> Given instruction
Leave out any pictures and transcribe all other data below exactly.

[Source data]
________________________

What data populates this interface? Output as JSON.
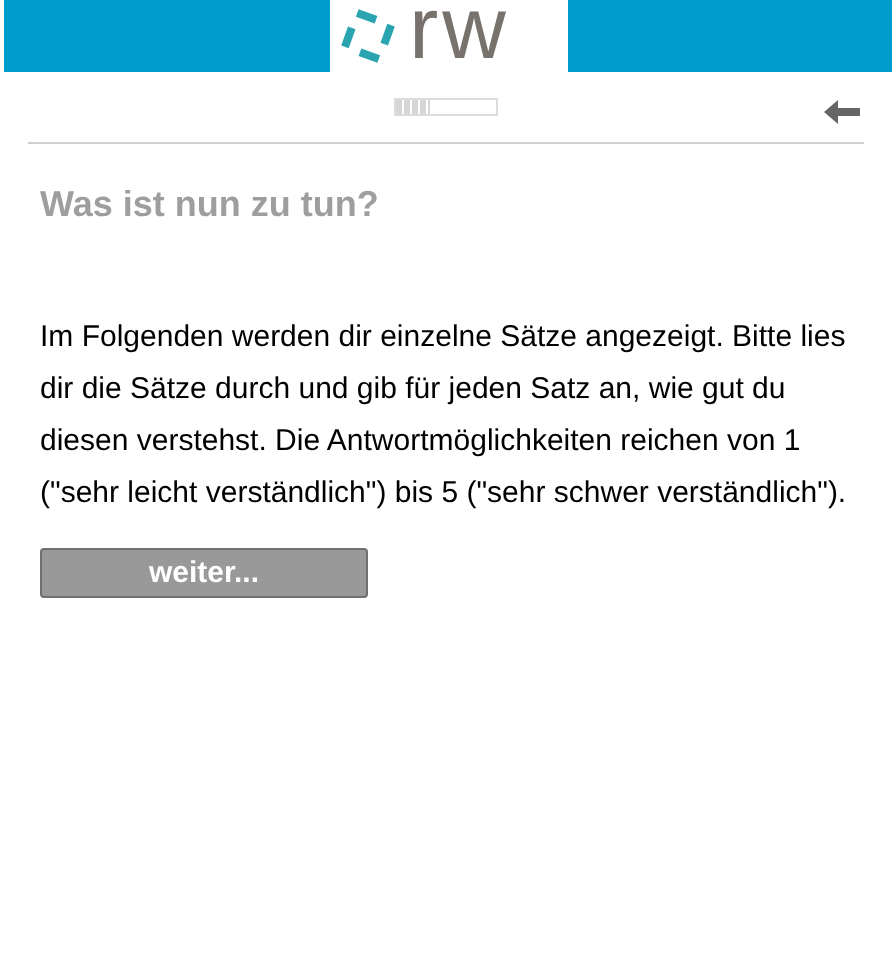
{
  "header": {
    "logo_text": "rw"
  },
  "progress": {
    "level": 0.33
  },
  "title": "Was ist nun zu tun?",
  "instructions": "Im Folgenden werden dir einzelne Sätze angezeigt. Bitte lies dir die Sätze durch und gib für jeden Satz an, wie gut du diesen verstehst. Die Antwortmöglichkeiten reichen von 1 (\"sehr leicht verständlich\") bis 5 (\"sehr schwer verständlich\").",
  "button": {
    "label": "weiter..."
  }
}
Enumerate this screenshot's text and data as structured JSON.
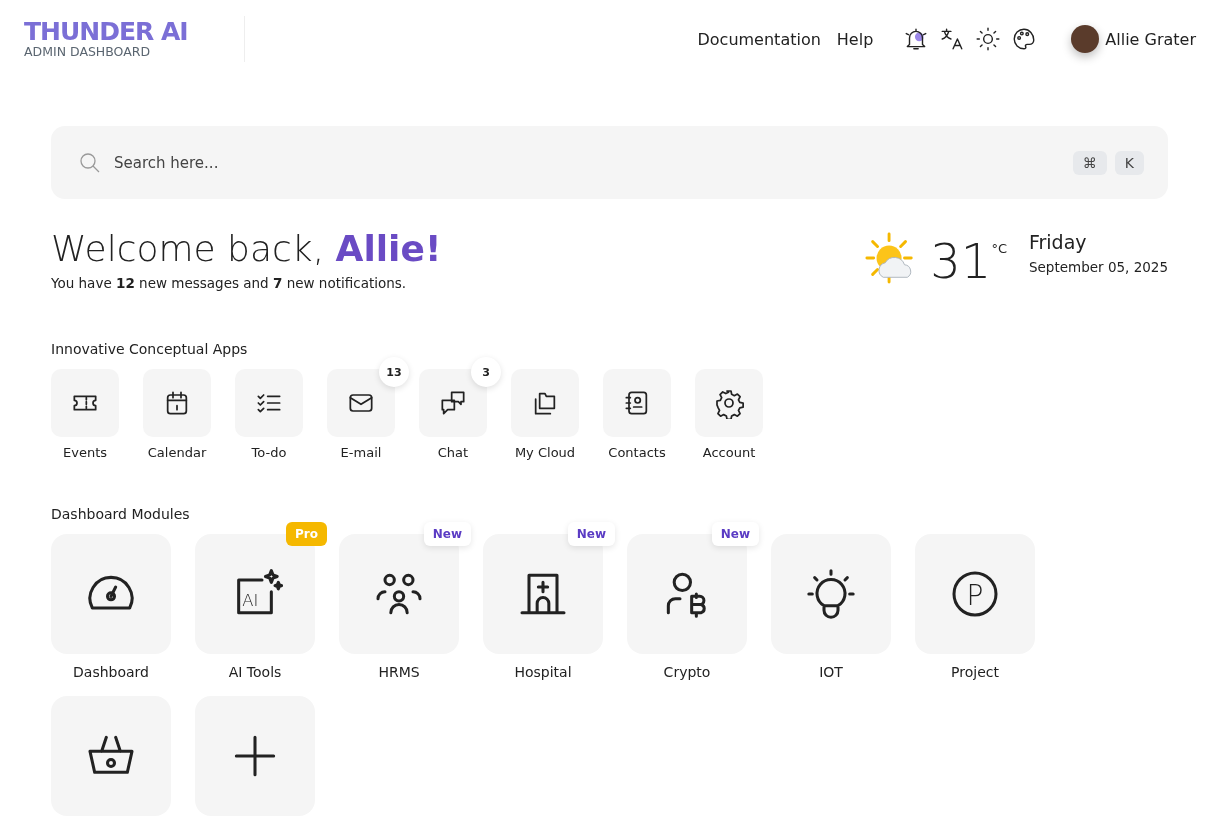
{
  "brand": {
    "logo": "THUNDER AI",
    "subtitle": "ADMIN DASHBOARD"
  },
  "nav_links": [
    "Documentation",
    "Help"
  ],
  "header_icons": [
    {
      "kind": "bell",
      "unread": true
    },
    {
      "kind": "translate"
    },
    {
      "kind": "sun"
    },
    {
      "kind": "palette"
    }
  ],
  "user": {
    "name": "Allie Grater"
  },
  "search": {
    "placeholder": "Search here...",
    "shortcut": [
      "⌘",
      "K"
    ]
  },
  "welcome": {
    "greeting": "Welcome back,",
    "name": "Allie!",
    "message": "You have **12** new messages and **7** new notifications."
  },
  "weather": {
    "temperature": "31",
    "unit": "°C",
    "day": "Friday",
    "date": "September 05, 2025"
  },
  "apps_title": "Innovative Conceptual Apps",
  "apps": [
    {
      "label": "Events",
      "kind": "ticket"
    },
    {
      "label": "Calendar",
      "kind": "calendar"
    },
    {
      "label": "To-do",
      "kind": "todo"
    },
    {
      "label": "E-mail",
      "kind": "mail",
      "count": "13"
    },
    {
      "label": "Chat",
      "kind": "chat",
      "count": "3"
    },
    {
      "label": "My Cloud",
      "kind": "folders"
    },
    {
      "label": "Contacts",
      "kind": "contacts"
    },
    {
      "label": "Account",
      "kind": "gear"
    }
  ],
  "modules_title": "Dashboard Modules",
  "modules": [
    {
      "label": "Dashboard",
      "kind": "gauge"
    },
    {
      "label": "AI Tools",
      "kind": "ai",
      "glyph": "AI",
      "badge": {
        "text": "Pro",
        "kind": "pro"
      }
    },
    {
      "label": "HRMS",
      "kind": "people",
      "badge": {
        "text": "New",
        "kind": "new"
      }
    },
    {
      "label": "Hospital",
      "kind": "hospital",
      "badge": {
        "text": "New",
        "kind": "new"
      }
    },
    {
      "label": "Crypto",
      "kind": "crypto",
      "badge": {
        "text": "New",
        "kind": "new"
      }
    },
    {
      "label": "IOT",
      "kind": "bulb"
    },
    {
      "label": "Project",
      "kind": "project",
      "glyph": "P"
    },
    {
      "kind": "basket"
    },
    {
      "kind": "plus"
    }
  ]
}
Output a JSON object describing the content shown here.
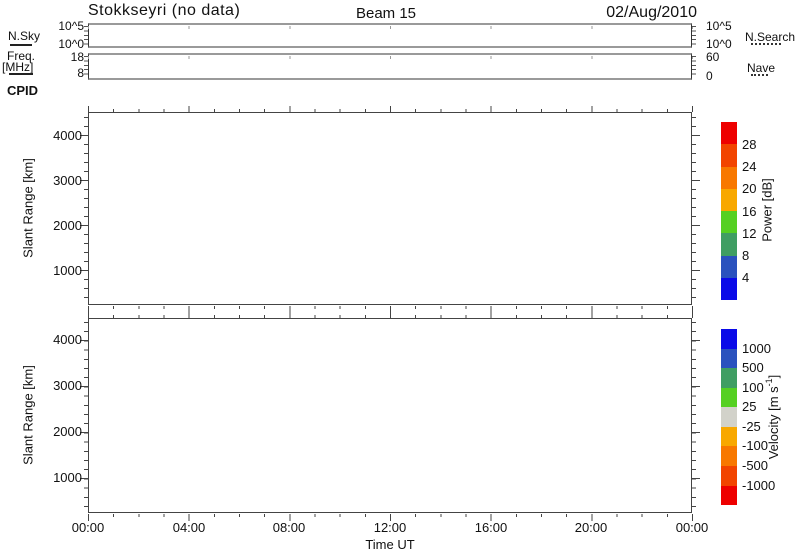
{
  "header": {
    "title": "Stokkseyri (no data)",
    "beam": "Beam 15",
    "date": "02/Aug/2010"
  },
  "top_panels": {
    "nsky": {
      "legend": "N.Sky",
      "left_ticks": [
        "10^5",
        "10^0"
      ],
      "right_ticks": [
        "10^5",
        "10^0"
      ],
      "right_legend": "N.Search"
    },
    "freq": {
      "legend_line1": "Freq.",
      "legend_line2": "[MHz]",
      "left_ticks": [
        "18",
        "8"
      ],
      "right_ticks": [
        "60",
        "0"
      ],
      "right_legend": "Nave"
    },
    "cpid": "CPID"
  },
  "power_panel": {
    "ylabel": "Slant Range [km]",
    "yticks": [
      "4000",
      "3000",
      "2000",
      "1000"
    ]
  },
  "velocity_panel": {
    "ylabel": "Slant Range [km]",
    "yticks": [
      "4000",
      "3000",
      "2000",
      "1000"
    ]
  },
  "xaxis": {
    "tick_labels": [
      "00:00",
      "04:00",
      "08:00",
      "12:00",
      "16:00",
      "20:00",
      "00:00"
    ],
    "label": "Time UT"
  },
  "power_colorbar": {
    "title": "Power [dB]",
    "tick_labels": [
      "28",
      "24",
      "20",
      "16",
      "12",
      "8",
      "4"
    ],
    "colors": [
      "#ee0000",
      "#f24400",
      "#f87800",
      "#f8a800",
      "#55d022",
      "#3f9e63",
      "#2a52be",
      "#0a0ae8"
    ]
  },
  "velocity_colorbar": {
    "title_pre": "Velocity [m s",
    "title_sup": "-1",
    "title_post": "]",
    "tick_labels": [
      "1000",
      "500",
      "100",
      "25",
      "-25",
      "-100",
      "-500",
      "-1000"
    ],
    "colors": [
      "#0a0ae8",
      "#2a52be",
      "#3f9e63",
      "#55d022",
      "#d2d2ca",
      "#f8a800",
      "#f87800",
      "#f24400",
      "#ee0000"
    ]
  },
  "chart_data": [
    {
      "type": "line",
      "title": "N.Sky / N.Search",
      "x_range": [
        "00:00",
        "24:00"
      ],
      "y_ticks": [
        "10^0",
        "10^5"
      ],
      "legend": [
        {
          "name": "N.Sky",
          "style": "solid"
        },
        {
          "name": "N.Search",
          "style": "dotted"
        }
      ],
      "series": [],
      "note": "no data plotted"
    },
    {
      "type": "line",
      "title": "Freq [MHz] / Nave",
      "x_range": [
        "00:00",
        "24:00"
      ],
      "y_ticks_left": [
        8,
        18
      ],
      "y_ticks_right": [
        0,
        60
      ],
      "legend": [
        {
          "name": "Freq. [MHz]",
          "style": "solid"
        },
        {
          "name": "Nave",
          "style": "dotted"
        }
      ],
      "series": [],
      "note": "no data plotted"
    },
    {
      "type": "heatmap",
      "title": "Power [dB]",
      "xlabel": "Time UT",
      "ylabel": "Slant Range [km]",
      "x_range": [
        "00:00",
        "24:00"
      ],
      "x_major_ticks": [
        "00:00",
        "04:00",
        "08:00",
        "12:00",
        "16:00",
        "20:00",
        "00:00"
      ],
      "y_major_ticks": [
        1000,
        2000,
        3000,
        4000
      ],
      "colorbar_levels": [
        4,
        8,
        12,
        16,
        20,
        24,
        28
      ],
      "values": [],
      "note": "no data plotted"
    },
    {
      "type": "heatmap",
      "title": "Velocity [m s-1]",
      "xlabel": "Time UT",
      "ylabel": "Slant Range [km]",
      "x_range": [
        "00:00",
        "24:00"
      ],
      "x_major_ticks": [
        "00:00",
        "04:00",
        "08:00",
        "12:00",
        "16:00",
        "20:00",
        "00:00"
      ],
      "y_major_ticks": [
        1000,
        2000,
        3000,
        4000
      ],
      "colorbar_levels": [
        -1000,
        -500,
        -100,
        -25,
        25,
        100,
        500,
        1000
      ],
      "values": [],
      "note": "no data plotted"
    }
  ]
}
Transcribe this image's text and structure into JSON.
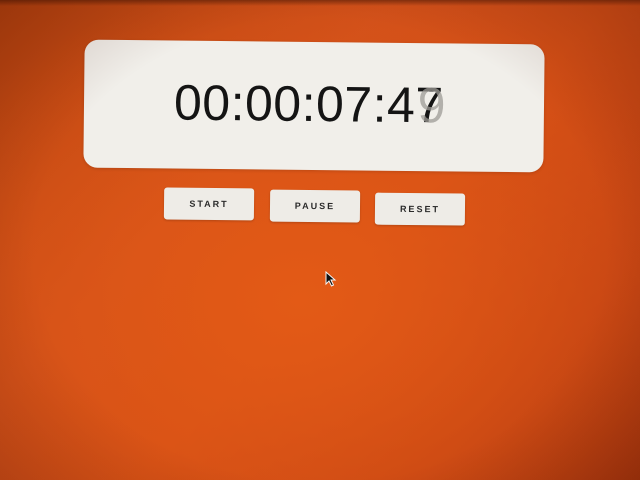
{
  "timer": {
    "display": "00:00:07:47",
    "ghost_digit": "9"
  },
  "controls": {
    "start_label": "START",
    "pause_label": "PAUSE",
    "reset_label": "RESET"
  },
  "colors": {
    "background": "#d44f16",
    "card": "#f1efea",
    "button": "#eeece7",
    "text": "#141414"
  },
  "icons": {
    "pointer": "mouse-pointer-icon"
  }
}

________________________

> Final result
What data populates this interface? Output as JSON.
{
  "header": {
    "logo_text": "rw"
  },
  "progress": {
    "level": 0.33
  },
  "title": "Was ist nun zu tun?",
  "instructions": "Im Folgenden werden dir einzelne Sätze angezeigt. Bitte lies dir die Sätze durch und gib für jeden Satz an, wie gut du diesen verstehst. Die Antwortmöglichkeiten reichen von 1 (\"sehr leicht verständlich\") bis 5 (\"sehr schwer verständlich\").",
  "button": {
    "label": "weiter..."
  }
}
Enumerate this screenshot's text and data as structured JSON.
{
  "brand": {
    "logo": "THUNDER AI",
    "subtitle": "ADMIN DASHBOARD"
  },
  "nav_links": [
    "Documentation",
    "Help"
  ],
  "header_icons": [
    {
      "kind": "bell",
      "unread": true
    },
    {
      "kind": "translate"
    },
    {
      "kind": "sun"
    },
    {
      "kind": "palette"
    }
  ],
  "user": {
    "name": "Allie Grater"
  },
  "search": {
    "placeholder": "Search here...",
    "shortcut": [
      "⌘",
      "K"
    ]
  },
  "welcome": {
    "greeting": "Welcome back,",
    "name": "Allie!",
    "message": "You have **12** new messages and **7** new notifications."
  },
  "weather": {
    "temperature": "31",
    "unit": "°C",
    "day": "Friday",
    "date": "September 05, 2025"
  },
  "apps_title": "Innovative Conceptual Apps",
  "apps": [
    {
      "label": "Events",
      "kind": "ticket"
    },
    {
      "label": "Calendar",
      "kind": "calendar"
    },
    {
      "label": "To-do",
      "kind": "todo"
    },
    {
      "label": "E-mail",
      "kind": "mail",
      "count": "13"
    },
    {
      "label": "Chat",
      "kind": "chat",
      "count": "3"
    },
    {
      "label": "My Cloud",
      "kind": "folders"
    },
    {
      "label": "Contacts",
      "kind": "contacts"
    },
    {
      "label": "Account",
      "kind": "gear"
    }
  ],
  "modules_title": "Dashboard Modules",
  "modules": [
    {
      "label": "Dashboard",
      "kind": "gauge"
    },
    {
      "label": "AI Tools",
      "kind": "ai",
      "glyph": "AI",
      "badge": {
        "text": "Pro",
        "kind": "pro"
      }
    },
    {
      "label": "HRMS",
      "kind": "people",
      "badge": {
        "text": "New",
        "kind": "new"
      }
    },
    {
      "label": "Hospital",
      "kind": "hospital",
      "badge": {
        "text": "New",
        "kind": "new"
      }
    },
    {
      "label": "Crypto",
      "kind": "crypto",
      "badge": {
        "text": "New",
        "kind": "new"
      }
    },
    {
      "label": "IOT",
      "kind": "bulb"
    },
    {
      "label": "Project",
      "kind": "project",
      "glyph": "P"
    },
    {
      "kind": "basket"
    },
    {
      "kind": "plus"
    }
  ]
}
Output a JSON object describing the content shown here.
{
  "header": {
    "title": "Stokkseyri (no data)",
    "beam": "Beam 15",
    "date": "02/Aug/2010"
  },
  "top_panels": {
    "nsky": {
      "legend": "N.Sky",
      "left_ticks": [
        "10^5",
        "10^0"
      ],
      "right_ticks": [
        "10^5",
        "10^0"
      ],
      "right_legend": "N.Search"
    },
    "freq": {
      "legend_line1": "Freq.",
      "legend_line2": "[MHz]",
      "left_ticks": [
        "18",
        "8"
      ],
      "right_ticks": [
        "60",
        "0"
      ],
      "right_legend": "Nave"
    },
    "cpid": "CPID"
  },
  "power_panel": {
    "ylabel": "Slant Range [km]",
    "yticks": [
      "4000",
      "3000",
      "2000",
      "1000"
    ]
  },
  "velocity_panel": {
    "ylabel": "Slant Range [km]",
    "yticks": [
      "4000",
      "3000",
      "2000",
      "1000"
    ]
  },
  "xaxis": {
    "tick_labels": [
      "00:00",
      "04:00",
      "08:00",
      "12:00",
      "16:00",
      "20:00",
      "00:00"
    ],
    "label": "Time UT"
  },
  "power_colorbar": {
    "title": "Power [dB]",
    "tick_labels": [
      "28",
      "24",
      "20",
      "16",
      "12",
      "8",
      "4"
    ],
    "colors": [
      "#ee0000",
      "#f24400",
      "#f87800",
      "#f8a800",
      "#55d022",
      "#3f9e63",
      "#2a52be",
      "#0a0ae8"
    ]
  },
  "velocity_colorbar": {
    "title_pre": "Velocity [m s",
    "title_sup": "-1",
    "title_post": "]",
    "tick_labels": [
      "1000",
      "500",
      "100",
      "25",
      "-25",
      "-100",
      "-500",
      "-1000"
    ],
    "colors": [
      "#0a0ae8",
      "#2a52be",
      "#3f9e63",
      "#55d022",
      "#d2d2ca",
      "#f8a800",
      "#f87800",
      "#f24400",
      "#ee0000"
    ]
  },
  "chart_data": [
    {
      "type": "line",
      "title": "N.Sky / N.Search",
      "x_range": [
        "00:00",
        "24:00"
      ],
      "y_ticks": [
        "10^0",
        "10^5"
      ],
      "legend": [
        {
          "name": "N.Sky",
          "style": "solid"
        },
        {
          "name": "N.Search",
          "style": "dotted"
        }
      ],
      "series": [],
      "note": "no data plotted"
    },
    {
      "type": "line",
      "title": "Freq [MHz] / Nave",
      "x_range": [
        "00:00",
        "24:00"
      ],
      "y_ticks_left": [
        8,
        18
      ],
      "y_ticks_right": [
        0,
        60
      ],
      "legend": [
        {
          "name": "Freq. [MHz]",
          "style": "solid"
        },
        {
          "name": "Nave",
          "style": "dotted"
        }
      ],
      "series": [],
      "note": "no data plotted"
    },
    {
      "type": "heatmap",
      "title": "Power [dB]",
      "xlabel": "Time UT",
      "ylabel": "Slant Range [km]",
      "x_range": [
        "00:00",
        "24:00"
      ],
      "x_major_ticks": [
        "00:00",
        "04:00",
        "08:00",
        "12:00",
        "16:00",
        "20:00",
        "00:00"
      ],
      "y_major_ticks": [
        1000,
        2000,
        3000,
        4000
      ],
      "colorbar_levels": [
        4,
        8,
        12,
        16,
        20,
        24,
        28
      ],
      "values": [],
      "note": "no data plotted"
    },
    {
      "type": "heatmap",
      "title": "Velocity [m s-1]",
      "xlabel": "Time UT",
      "ylabel": "Slant Range [km]",
      "x_range": [
        "00:00",
        "24:00"
      ],
      "x_major_ticks": [
        "00:00",
        "04:00",
        "08:00",
        "12:00",
        "16:00",
        "20:00",
        "00:00"
      ],
      "y_major_ticks": [
        1000,
        2000,
        3000,
        4000
      ],
      "colorbar_levels": [
        -1000,
        -500,
        -100,
        -25,
        25,
        100,
        500,
        1000
      ],
      "values": [],
      "note": "no data plotted"
    }
  ]
}
Transcribe this image's text and structure into JSON.
{
  "timer": {
    "display": "00:00:07:47",
    "ghost_digit": "9"
  },
  "controls": {
    "start_label": "START",
    "pause_label": "PAUSE",
    "reset_label": "RESET"
  },
  "colors": {
    "background": "#d44f16",
    "card": "#f1efea",
    "button": "#eeece7",
    "text": "#141414"
  },
  "icons": {
    "pointer": "mouse-pointer-icon"
  }
}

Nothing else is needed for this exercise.